Challenge
Count how many lines hold the string "macicy", and give only that number.
━━ Exercise inputs
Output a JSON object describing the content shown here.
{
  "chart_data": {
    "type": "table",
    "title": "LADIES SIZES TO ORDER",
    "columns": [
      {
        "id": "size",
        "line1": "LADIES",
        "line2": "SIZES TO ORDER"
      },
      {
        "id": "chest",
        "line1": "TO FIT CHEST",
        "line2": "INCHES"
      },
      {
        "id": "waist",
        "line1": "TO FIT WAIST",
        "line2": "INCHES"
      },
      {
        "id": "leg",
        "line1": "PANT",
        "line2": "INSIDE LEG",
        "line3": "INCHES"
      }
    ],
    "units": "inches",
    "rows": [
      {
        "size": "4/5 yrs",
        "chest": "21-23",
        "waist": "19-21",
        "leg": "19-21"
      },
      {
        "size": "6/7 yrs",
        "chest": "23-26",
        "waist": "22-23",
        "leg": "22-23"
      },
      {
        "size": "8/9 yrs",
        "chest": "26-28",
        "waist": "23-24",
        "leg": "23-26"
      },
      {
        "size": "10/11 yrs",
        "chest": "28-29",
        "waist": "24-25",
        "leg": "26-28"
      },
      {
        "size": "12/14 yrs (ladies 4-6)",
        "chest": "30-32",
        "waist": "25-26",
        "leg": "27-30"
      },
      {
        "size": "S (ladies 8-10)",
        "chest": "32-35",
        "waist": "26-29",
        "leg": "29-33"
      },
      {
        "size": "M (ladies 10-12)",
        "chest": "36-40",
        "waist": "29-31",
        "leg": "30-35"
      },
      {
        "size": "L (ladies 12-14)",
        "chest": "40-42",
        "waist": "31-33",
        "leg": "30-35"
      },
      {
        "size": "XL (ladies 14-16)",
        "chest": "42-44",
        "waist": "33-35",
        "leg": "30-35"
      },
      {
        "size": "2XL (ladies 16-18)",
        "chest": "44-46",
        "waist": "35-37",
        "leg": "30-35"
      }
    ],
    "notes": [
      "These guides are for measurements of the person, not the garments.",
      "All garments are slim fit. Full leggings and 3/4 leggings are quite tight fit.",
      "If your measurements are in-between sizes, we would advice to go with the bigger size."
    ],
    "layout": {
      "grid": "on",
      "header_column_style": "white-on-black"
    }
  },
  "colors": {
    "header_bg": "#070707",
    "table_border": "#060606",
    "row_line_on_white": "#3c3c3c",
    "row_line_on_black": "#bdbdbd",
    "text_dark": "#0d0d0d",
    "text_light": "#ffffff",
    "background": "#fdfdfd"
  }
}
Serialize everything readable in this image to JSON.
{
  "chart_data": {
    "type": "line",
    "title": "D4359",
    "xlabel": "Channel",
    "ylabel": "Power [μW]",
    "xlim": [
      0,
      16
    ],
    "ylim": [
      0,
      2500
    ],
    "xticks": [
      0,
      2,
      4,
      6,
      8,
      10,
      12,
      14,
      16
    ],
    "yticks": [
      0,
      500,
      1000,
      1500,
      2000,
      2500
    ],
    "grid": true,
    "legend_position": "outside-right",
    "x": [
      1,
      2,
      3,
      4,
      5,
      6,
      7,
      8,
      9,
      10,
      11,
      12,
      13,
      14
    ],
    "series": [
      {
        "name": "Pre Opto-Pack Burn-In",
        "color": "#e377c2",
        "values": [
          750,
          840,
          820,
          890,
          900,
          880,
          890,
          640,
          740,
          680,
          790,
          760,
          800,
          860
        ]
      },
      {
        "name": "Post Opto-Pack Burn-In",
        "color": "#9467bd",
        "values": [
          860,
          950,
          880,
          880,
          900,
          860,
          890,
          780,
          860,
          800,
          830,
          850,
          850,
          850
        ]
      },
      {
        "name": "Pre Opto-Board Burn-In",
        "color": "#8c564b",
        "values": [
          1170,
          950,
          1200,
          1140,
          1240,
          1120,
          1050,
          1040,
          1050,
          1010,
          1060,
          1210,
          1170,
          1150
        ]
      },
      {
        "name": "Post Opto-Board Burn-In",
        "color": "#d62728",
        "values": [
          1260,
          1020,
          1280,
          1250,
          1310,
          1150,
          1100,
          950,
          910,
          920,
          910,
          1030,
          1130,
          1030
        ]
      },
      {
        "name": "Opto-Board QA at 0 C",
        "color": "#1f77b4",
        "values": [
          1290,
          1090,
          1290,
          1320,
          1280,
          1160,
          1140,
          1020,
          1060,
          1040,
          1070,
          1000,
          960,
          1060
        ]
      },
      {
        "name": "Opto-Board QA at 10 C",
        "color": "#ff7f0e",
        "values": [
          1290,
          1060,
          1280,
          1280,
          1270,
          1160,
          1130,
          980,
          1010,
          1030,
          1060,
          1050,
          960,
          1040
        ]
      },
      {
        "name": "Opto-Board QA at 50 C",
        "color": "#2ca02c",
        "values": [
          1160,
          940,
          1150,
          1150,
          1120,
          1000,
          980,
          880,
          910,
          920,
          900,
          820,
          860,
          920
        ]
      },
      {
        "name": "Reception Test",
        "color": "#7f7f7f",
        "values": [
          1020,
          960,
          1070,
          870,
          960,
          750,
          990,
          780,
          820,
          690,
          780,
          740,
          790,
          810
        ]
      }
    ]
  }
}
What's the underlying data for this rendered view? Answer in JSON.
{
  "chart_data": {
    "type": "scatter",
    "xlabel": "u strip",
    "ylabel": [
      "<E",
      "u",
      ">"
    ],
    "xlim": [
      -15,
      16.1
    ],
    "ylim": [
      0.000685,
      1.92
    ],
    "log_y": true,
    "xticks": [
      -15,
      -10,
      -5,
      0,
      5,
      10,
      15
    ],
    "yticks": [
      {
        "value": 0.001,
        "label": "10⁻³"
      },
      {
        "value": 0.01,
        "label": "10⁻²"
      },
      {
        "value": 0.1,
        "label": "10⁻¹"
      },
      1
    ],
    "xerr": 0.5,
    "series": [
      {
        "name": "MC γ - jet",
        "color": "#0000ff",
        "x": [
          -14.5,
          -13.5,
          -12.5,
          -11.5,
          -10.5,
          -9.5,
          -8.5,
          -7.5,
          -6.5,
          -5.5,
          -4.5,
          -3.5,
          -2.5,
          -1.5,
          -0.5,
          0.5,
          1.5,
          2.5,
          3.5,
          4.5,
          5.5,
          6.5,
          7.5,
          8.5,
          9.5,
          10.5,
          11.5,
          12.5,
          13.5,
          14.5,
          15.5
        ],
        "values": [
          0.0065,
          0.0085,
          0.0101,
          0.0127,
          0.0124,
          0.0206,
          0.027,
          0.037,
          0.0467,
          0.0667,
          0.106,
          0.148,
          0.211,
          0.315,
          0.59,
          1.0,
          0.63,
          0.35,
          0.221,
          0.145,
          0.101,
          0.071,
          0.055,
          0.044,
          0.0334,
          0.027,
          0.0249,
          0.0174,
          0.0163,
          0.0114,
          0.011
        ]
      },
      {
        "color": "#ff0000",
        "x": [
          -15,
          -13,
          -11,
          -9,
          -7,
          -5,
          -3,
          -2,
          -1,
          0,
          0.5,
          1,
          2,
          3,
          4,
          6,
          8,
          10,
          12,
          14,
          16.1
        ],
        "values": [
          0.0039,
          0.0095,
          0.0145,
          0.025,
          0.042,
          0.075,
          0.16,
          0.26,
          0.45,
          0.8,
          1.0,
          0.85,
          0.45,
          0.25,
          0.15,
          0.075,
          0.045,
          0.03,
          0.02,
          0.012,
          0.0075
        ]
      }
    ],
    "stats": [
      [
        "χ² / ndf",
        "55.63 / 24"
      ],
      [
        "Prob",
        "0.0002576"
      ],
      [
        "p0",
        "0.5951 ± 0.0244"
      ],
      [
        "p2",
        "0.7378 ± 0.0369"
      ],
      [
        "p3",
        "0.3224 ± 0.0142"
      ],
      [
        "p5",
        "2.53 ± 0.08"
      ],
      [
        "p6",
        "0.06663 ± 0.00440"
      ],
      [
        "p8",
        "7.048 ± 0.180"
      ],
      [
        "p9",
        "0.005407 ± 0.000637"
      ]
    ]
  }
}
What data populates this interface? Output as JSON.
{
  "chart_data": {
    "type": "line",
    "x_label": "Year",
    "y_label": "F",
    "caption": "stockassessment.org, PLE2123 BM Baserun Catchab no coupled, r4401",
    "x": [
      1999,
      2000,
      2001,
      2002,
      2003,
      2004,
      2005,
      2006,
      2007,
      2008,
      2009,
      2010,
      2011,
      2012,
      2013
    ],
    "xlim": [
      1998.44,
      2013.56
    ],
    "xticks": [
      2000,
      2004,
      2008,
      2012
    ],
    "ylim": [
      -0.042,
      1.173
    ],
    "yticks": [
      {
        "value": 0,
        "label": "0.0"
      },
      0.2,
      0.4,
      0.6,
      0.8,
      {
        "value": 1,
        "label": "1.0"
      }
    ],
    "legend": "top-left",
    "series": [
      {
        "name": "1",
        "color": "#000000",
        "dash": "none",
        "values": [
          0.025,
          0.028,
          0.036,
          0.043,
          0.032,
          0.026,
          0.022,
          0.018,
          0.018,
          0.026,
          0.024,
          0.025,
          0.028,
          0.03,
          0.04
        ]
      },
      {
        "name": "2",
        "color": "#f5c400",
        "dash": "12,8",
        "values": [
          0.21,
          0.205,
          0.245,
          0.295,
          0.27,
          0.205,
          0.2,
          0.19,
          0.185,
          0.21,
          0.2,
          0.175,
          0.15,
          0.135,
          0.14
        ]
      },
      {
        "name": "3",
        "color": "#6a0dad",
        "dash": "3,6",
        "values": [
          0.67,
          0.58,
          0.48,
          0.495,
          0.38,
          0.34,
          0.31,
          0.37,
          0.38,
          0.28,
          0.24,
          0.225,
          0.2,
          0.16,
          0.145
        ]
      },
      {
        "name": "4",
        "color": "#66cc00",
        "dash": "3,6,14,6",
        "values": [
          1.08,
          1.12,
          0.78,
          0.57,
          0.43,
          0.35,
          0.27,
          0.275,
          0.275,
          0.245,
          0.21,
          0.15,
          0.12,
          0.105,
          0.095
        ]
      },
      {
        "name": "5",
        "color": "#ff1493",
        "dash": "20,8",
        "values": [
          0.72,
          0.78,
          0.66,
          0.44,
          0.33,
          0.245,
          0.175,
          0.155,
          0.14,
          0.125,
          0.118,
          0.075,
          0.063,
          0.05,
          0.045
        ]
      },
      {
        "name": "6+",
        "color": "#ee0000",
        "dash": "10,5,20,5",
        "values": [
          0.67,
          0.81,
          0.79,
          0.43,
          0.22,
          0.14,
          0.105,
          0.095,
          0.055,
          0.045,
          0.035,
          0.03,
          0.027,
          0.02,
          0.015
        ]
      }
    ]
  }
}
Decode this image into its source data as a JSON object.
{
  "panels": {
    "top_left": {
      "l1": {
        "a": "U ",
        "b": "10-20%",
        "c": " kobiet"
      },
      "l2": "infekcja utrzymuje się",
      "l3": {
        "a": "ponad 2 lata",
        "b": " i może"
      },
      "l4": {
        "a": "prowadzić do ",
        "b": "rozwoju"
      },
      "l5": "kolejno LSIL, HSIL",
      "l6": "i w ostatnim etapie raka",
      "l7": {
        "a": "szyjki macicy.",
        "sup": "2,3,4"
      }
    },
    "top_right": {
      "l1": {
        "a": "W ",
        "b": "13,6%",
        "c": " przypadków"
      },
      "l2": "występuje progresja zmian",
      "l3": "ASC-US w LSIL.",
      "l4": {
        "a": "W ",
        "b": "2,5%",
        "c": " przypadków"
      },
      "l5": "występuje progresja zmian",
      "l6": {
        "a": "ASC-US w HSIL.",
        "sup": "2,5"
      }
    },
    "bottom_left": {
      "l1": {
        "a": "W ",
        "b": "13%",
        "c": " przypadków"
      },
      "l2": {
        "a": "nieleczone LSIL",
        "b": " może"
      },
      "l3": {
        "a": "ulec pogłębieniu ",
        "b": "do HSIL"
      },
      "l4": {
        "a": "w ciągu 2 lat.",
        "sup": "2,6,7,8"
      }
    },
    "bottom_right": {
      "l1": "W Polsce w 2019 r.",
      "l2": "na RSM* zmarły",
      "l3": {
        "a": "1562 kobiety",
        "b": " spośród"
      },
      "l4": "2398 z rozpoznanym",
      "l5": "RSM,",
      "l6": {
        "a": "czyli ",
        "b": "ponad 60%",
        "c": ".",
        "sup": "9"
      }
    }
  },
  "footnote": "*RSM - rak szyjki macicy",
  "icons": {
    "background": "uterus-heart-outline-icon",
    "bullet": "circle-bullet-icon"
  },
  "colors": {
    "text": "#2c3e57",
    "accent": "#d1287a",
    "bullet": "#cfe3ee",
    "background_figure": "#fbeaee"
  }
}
━━━━
Correct answer
2